▽

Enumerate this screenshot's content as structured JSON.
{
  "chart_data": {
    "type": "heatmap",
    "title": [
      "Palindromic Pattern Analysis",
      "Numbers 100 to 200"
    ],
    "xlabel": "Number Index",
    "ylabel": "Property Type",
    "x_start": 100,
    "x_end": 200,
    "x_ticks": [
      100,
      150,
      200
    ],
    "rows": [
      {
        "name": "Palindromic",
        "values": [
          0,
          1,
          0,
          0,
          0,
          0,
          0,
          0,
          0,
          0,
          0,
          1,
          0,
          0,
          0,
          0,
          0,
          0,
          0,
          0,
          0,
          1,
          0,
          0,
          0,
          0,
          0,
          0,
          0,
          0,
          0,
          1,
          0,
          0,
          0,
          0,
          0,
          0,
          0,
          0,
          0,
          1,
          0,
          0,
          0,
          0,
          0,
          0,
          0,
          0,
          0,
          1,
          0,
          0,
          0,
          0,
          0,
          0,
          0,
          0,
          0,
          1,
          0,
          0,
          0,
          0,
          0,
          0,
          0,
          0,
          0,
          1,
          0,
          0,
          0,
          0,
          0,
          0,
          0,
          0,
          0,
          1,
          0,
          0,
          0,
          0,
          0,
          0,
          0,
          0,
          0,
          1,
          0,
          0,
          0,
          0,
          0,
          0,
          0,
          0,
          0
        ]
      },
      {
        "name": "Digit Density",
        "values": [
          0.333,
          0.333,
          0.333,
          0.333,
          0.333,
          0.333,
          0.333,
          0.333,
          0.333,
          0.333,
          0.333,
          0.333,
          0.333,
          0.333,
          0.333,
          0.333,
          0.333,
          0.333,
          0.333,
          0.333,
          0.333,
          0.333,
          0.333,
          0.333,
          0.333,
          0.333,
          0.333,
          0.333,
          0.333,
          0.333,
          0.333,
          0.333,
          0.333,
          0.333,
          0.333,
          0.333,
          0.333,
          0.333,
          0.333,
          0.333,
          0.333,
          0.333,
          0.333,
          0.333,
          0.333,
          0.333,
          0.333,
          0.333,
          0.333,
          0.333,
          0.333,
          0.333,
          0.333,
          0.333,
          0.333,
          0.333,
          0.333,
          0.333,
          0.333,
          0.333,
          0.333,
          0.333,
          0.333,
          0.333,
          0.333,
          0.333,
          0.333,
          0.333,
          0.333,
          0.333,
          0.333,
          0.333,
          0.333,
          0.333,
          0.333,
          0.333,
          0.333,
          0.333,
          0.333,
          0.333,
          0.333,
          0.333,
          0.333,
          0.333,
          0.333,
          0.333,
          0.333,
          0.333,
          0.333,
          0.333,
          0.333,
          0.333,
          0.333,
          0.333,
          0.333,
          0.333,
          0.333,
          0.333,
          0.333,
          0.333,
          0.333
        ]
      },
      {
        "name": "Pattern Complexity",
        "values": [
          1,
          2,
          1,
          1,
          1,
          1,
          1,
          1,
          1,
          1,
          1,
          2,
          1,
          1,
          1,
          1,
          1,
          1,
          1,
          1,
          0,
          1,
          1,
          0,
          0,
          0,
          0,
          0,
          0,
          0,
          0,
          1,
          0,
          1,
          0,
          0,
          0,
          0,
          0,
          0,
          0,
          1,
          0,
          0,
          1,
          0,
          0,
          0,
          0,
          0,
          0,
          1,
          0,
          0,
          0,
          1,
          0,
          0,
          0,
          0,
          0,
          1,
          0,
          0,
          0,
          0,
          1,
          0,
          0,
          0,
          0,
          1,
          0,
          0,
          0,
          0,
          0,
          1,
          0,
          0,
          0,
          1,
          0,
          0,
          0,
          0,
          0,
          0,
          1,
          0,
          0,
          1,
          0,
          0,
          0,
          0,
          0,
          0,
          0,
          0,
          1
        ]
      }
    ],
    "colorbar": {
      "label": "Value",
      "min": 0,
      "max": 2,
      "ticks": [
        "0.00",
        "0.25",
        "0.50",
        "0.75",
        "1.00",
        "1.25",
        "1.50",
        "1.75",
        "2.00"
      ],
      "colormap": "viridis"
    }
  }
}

△

What the task asks:
Return each line that includes "Pattern".

Response to the task:
      "Palindromic Pattern Analysis",
        "name": "Pattern Complexity",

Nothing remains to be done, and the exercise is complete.